» **Given exercise**
Write only the number of lines holding the string "роли".

## begin

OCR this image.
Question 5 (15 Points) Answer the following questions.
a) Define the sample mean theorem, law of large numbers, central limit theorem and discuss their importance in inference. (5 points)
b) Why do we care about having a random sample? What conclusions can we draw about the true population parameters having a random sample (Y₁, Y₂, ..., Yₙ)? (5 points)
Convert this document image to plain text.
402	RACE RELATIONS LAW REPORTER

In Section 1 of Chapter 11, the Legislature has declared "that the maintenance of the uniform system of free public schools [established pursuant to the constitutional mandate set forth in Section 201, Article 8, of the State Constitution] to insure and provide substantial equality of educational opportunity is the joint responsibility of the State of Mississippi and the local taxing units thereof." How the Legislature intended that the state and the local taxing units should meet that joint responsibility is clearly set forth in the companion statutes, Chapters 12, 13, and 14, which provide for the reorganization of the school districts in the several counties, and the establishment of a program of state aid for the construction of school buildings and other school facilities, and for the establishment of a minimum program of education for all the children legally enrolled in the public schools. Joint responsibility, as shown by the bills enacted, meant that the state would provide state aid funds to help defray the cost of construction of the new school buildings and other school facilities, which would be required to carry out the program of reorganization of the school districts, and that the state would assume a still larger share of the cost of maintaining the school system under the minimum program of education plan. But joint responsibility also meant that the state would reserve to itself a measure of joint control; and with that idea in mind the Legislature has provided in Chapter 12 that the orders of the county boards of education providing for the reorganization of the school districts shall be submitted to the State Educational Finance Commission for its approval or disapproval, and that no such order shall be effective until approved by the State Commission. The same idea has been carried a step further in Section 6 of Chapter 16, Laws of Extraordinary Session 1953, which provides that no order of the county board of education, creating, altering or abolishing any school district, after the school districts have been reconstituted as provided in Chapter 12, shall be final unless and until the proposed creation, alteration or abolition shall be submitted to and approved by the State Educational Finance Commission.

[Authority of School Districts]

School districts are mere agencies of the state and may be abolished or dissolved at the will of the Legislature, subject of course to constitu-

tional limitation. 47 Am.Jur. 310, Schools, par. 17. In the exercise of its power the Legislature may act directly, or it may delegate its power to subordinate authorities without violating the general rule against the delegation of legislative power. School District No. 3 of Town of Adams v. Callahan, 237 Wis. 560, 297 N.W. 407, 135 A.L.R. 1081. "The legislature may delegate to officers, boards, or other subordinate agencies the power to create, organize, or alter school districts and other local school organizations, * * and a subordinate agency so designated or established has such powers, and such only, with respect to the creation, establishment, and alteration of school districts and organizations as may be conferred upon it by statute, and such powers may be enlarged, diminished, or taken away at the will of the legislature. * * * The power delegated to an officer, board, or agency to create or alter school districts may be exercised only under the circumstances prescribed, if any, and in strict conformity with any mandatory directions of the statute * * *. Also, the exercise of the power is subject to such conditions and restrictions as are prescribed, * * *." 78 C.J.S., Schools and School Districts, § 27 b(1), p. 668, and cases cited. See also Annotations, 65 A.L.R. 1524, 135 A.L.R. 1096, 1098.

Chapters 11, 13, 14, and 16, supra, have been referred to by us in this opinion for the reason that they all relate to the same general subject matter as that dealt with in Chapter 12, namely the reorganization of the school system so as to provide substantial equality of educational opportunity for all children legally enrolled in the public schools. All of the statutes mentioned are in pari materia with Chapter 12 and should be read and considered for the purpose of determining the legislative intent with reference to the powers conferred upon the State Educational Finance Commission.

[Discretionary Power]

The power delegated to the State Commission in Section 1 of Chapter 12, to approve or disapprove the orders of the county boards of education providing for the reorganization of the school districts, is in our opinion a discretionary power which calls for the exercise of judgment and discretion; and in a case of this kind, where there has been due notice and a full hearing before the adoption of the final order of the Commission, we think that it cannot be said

## end
## begin

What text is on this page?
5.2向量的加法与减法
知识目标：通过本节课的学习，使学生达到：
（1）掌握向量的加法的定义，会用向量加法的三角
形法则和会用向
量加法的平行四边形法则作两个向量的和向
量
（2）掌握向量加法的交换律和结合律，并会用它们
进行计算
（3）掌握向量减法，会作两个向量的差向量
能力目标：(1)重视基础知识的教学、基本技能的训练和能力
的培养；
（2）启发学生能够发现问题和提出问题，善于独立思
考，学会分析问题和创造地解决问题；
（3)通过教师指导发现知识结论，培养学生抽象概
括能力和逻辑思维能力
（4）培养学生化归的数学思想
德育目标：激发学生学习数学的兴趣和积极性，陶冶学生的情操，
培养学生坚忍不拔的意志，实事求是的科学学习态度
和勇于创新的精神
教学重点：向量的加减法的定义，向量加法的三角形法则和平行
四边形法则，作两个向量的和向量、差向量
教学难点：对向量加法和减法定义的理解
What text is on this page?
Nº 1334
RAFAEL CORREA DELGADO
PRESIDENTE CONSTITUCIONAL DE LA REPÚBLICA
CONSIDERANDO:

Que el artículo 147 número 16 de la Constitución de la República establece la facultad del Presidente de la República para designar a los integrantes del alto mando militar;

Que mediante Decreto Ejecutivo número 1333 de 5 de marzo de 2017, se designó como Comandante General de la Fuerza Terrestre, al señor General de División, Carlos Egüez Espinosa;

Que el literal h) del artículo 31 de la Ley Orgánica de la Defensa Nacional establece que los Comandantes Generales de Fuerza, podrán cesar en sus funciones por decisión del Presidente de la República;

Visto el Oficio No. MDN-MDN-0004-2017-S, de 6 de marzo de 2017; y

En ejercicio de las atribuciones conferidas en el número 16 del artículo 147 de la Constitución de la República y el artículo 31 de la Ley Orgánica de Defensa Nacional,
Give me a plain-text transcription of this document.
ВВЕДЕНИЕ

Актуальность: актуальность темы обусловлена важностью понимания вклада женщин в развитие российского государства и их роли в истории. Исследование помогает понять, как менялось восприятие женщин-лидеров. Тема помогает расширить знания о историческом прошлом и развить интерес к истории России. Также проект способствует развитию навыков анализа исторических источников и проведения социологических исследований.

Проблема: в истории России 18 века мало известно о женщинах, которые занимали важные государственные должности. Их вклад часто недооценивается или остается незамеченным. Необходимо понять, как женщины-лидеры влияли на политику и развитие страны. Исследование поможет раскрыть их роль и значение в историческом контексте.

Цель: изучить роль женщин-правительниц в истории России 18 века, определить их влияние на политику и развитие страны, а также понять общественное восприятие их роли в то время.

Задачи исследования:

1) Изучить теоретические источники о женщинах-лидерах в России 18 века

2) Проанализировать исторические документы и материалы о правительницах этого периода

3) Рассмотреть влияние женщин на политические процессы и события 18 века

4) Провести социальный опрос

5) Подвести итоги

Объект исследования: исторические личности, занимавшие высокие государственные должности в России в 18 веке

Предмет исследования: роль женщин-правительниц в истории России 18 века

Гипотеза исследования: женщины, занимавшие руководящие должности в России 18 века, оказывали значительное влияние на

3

## end
## begin

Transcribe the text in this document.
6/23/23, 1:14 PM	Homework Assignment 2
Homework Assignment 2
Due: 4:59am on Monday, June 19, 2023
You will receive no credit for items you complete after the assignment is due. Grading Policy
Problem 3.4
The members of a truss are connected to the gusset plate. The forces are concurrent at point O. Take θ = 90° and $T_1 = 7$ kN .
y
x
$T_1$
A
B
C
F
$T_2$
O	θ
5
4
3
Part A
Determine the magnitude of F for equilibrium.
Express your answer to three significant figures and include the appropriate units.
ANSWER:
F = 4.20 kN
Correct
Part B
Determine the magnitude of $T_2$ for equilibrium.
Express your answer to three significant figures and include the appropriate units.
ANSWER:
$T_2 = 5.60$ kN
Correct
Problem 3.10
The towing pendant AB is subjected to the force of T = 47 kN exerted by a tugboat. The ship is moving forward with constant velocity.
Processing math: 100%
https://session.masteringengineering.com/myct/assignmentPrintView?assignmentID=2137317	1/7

## end

» **Problem solution**
2